WHAT IS NEEDED: Across the listing below, how many lines hold "social"? Reply with the number by itself.

A block of data:
════════

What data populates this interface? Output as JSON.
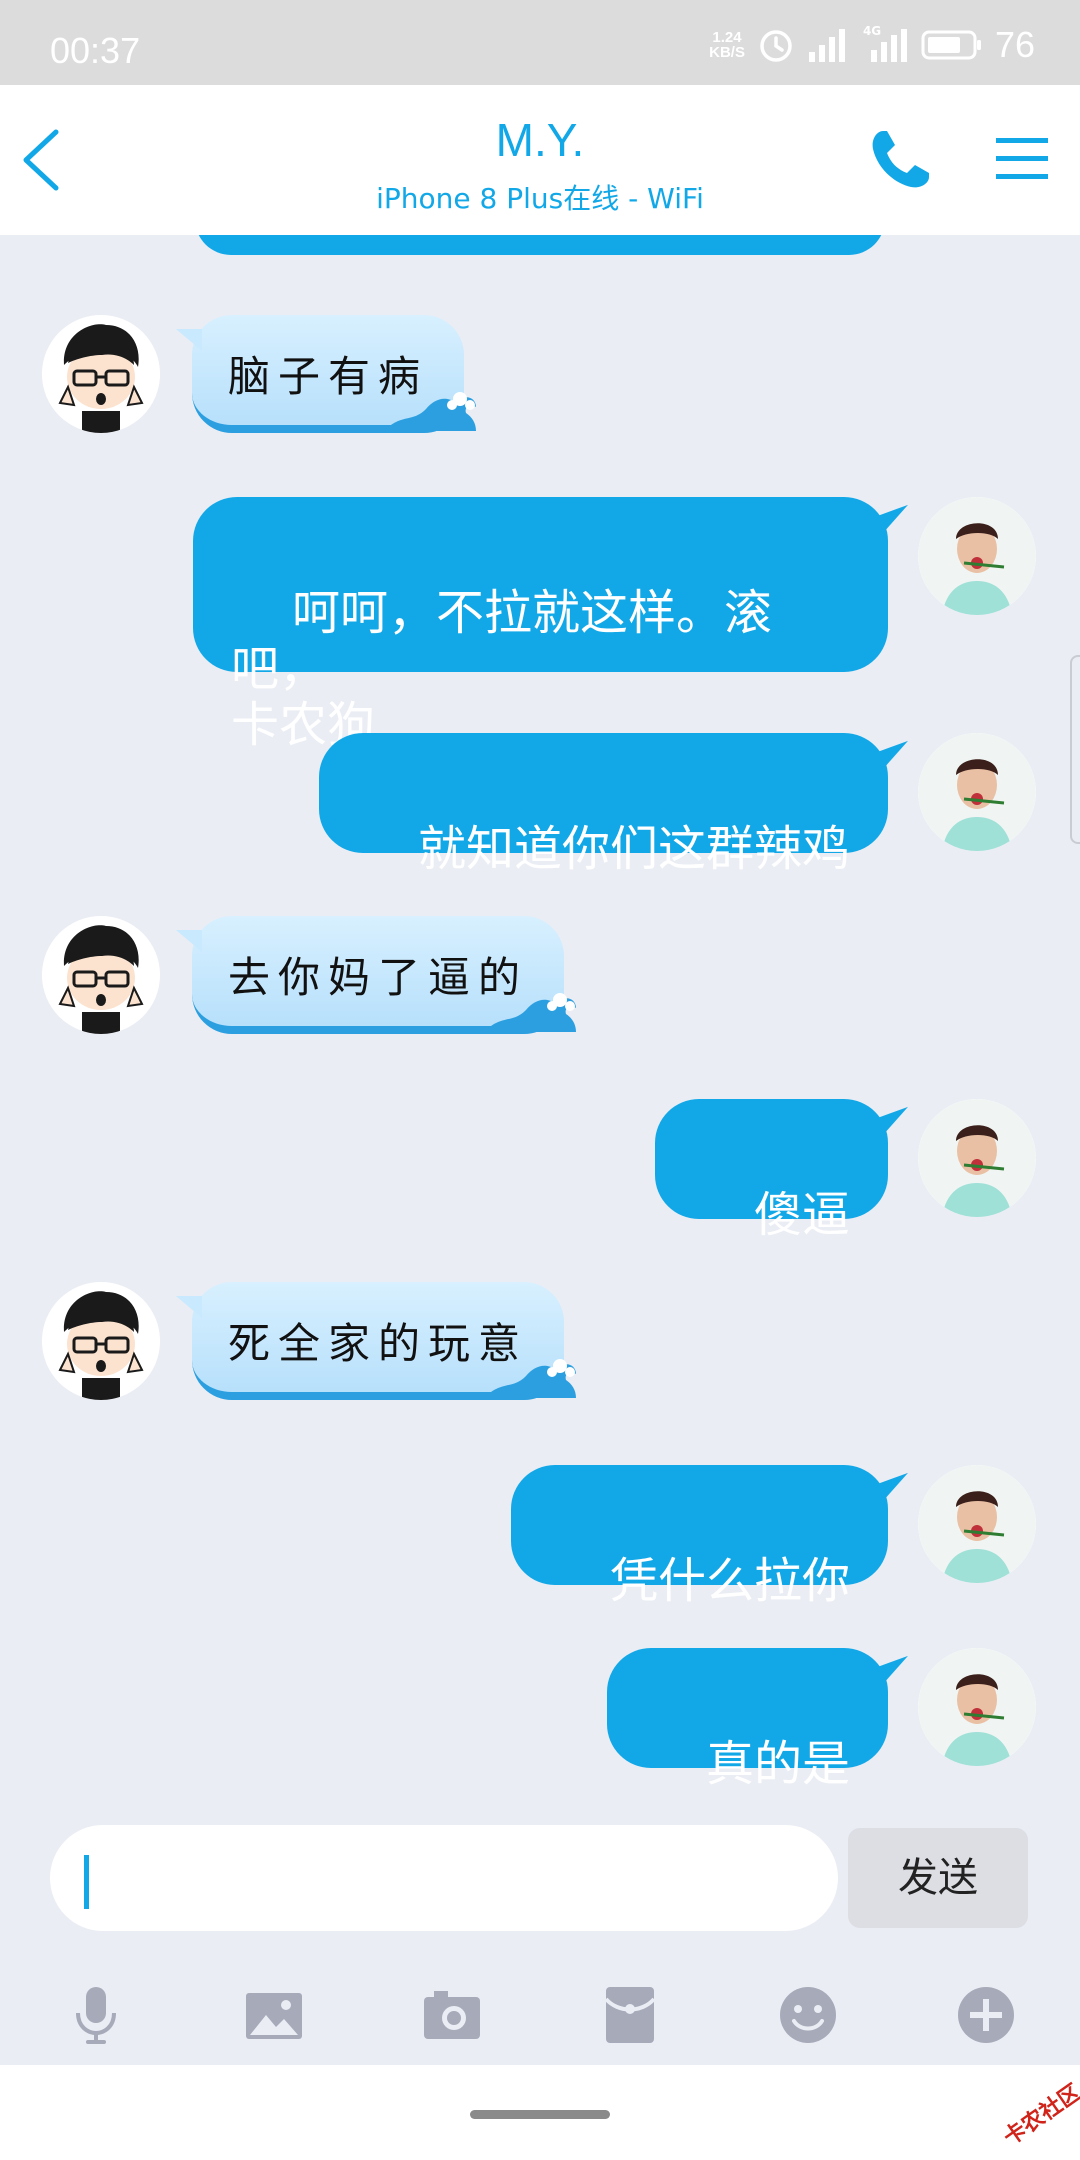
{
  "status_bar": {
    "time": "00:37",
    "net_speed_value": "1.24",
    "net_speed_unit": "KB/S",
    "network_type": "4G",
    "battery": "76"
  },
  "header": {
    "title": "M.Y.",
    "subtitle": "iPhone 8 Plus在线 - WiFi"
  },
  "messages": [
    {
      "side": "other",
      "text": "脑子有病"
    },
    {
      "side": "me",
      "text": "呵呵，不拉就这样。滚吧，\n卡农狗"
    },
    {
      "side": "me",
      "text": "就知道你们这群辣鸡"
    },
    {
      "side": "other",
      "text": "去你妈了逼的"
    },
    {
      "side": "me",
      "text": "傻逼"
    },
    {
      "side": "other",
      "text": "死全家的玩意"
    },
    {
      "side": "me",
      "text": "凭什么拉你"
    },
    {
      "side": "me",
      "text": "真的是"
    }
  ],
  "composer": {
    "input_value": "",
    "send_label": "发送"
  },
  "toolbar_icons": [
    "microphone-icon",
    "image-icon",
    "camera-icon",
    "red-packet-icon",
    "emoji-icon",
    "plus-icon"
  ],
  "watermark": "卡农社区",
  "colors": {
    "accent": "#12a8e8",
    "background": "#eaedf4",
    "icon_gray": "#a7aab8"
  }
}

════════

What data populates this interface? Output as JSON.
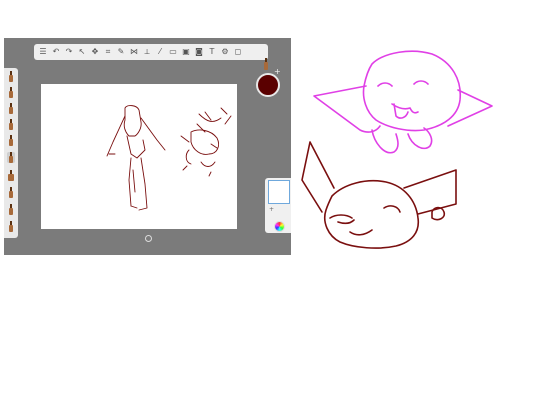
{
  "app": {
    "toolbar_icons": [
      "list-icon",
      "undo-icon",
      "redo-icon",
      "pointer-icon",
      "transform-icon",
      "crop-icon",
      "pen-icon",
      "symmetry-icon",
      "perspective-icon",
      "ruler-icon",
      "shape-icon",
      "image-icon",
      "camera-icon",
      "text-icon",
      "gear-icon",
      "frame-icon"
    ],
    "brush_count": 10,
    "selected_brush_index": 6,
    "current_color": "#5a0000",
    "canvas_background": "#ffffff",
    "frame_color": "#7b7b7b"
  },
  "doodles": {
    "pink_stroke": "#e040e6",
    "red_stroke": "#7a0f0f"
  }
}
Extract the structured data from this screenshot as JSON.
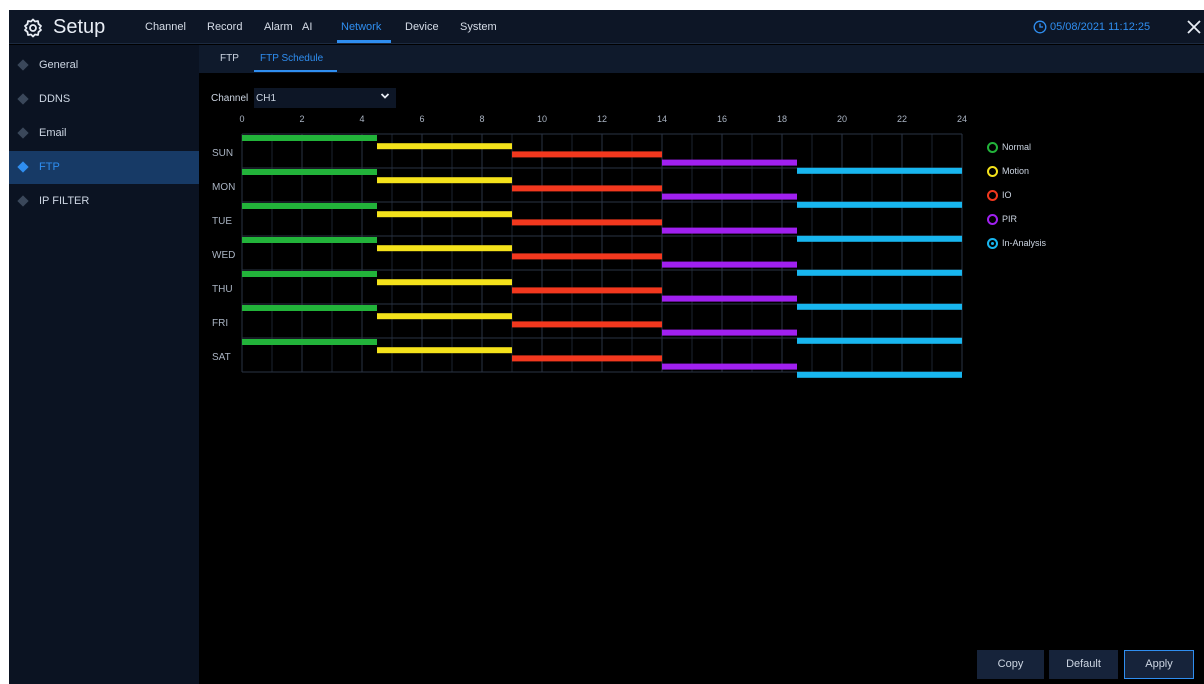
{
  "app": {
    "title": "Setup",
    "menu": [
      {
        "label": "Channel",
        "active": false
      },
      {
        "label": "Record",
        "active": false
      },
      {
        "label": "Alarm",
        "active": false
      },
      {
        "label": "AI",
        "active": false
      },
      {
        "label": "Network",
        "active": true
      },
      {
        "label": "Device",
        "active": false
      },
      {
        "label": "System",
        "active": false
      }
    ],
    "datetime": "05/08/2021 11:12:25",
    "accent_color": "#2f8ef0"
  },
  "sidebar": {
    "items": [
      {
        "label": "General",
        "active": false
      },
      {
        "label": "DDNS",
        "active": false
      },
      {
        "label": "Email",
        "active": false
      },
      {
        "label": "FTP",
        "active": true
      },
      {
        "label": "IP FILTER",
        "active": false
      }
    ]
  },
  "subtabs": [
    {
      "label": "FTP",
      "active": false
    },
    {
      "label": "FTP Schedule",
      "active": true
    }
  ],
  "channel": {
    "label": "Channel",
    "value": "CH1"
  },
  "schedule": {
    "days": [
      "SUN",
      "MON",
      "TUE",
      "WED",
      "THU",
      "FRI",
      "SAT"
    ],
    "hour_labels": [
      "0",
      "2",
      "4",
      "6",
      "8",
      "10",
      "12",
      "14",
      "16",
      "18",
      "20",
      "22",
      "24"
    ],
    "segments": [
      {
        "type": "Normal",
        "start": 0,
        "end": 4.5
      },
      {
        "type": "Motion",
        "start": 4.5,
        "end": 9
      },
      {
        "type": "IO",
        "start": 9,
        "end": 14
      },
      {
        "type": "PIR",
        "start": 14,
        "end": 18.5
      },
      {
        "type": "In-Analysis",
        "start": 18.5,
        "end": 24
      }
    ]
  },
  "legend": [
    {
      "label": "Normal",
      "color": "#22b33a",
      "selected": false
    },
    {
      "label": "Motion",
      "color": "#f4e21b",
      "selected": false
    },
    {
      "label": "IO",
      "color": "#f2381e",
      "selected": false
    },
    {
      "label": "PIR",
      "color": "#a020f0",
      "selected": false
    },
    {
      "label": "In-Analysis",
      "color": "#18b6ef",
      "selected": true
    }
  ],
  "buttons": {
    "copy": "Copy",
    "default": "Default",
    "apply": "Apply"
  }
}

════════

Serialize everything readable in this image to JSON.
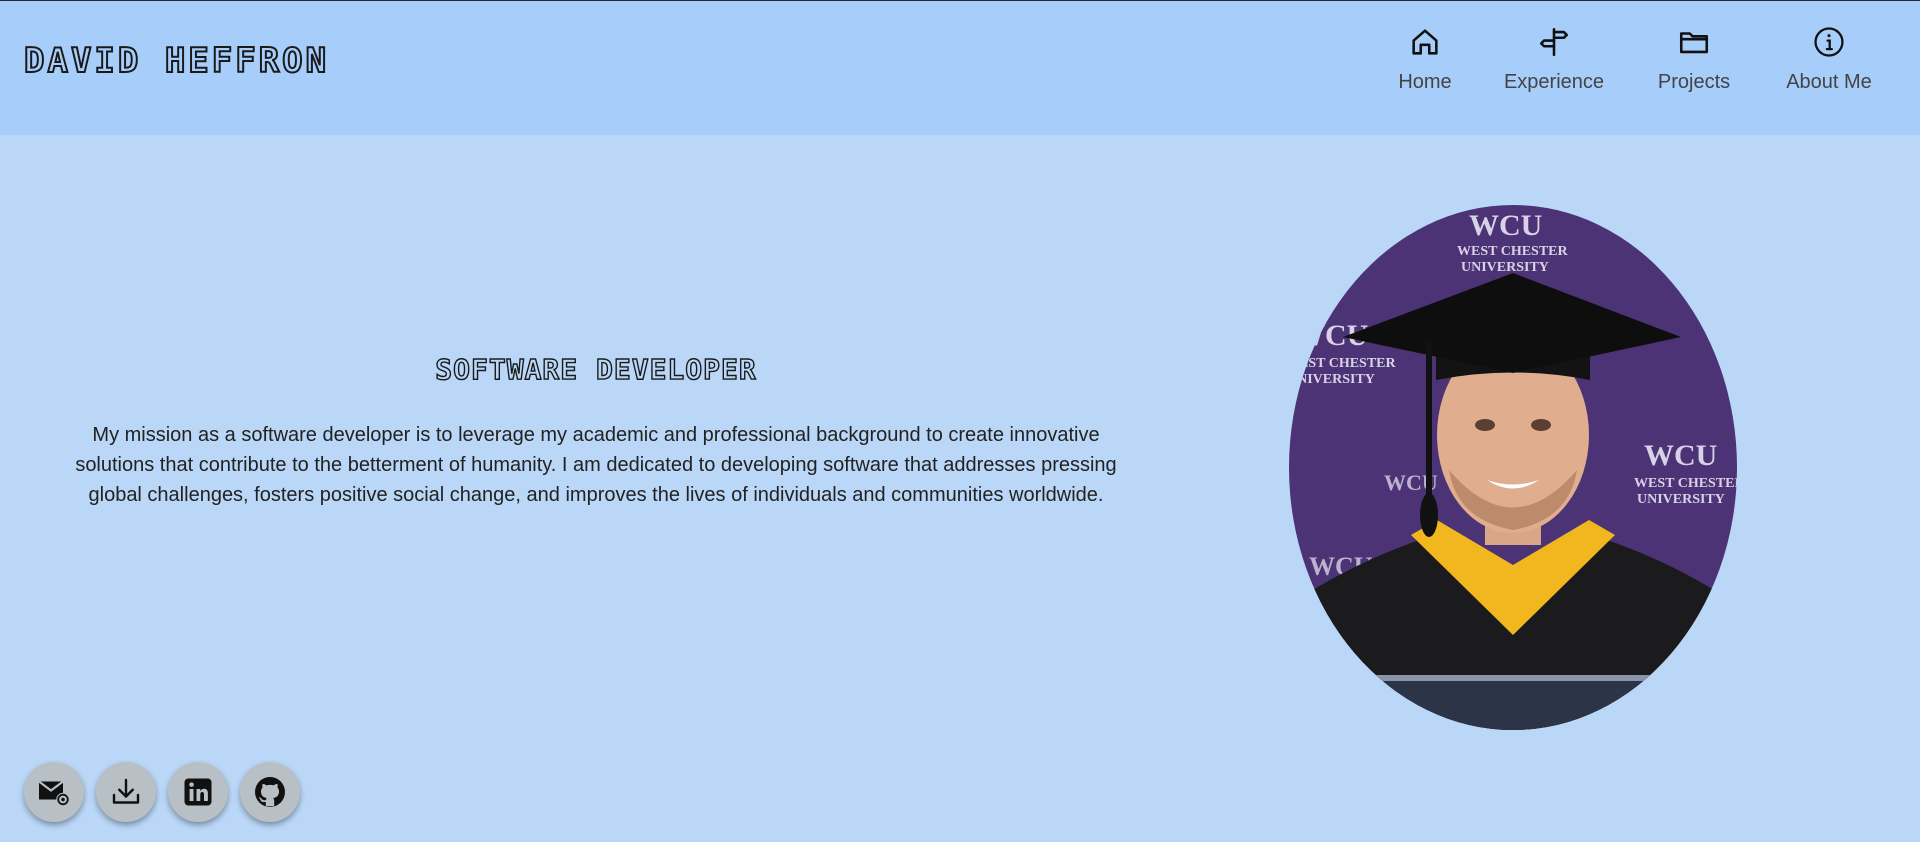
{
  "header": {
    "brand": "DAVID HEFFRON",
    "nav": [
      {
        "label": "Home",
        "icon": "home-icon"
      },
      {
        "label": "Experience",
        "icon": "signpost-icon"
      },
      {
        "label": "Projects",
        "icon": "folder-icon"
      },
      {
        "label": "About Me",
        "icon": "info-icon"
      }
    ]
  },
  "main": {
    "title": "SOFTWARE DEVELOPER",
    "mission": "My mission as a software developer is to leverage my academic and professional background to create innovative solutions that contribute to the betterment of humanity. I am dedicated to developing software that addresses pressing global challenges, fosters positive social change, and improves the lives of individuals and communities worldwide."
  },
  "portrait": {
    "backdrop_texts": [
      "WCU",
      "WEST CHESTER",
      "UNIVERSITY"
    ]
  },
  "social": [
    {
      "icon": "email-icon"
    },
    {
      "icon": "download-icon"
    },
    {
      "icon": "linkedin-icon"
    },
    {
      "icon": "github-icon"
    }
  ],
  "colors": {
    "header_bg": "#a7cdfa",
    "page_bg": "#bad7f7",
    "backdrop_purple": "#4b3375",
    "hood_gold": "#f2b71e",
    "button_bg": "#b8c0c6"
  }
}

════════

EXPECTED OUTPUT: 2